• Set task: Switch each "phone" to "device" in the items below and copy the lines otherwise unchanged, omitting the pictures.

• Annotated element listings:
┌────────
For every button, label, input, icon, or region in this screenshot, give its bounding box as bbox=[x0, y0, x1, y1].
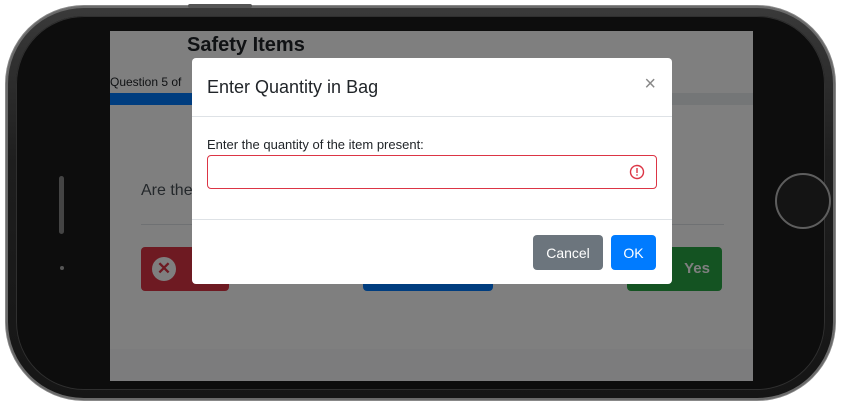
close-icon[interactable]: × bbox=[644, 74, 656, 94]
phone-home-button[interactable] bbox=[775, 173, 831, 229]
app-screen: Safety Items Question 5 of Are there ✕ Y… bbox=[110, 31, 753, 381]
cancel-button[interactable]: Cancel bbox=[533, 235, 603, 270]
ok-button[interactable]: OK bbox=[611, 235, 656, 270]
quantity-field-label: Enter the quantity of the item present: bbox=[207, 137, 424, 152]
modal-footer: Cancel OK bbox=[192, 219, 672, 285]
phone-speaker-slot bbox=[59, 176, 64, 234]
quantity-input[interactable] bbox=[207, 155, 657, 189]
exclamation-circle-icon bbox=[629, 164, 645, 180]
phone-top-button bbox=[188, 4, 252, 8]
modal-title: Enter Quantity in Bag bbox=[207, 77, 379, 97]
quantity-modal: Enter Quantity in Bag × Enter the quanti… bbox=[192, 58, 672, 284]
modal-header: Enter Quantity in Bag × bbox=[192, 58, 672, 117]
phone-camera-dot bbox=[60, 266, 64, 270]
└────────
• Complete output:
For every button, label, input, icon, or region in this screenshot, give its bounding box as bbox=[x0, y0, x1, y1].
close-icon[interactable]: × bbox=[644, 74, 656, 94]
device-home-button[interactable] bbox=[775, 173, 831, 229]
app-screen: Safety Items Question 5 of Are there ✕ Y… bbox=[110, 31, 753, 381]
cancel-button[interactable]: Cancel bbox=[533, 235, 603, 270]
ok-button[interactable]: OK bbox=[611, 235, 656, 270]
quantity-field-label: Enter the quantity of the item present: bbox=[207, 137, 424, 152]
modal-footer: Cancel OK bbox=[192, 219, 672, 285]
device-speaker-slot bbox=[59, 176, 64, 234]
quantity-input[interactable] bbox=[207, 155, 657, 189]
exclamation-circle-icon bbox=[629, 164, 645, 180]
device-top-button bbox=[188, 4, 252, 8]
modal-title: Enter Quantity in Bag bbox=[207, 77, 379, 97]
quantity-modal: Enter Quantity in Bag × Enter the quanti… bbox=[192, 58, 672, 284]
modal-header: Enter Quantity in Bag × bbox=[192, 58, 672, 117]
device-camera-dot bbox=[60, 266, 64, 270]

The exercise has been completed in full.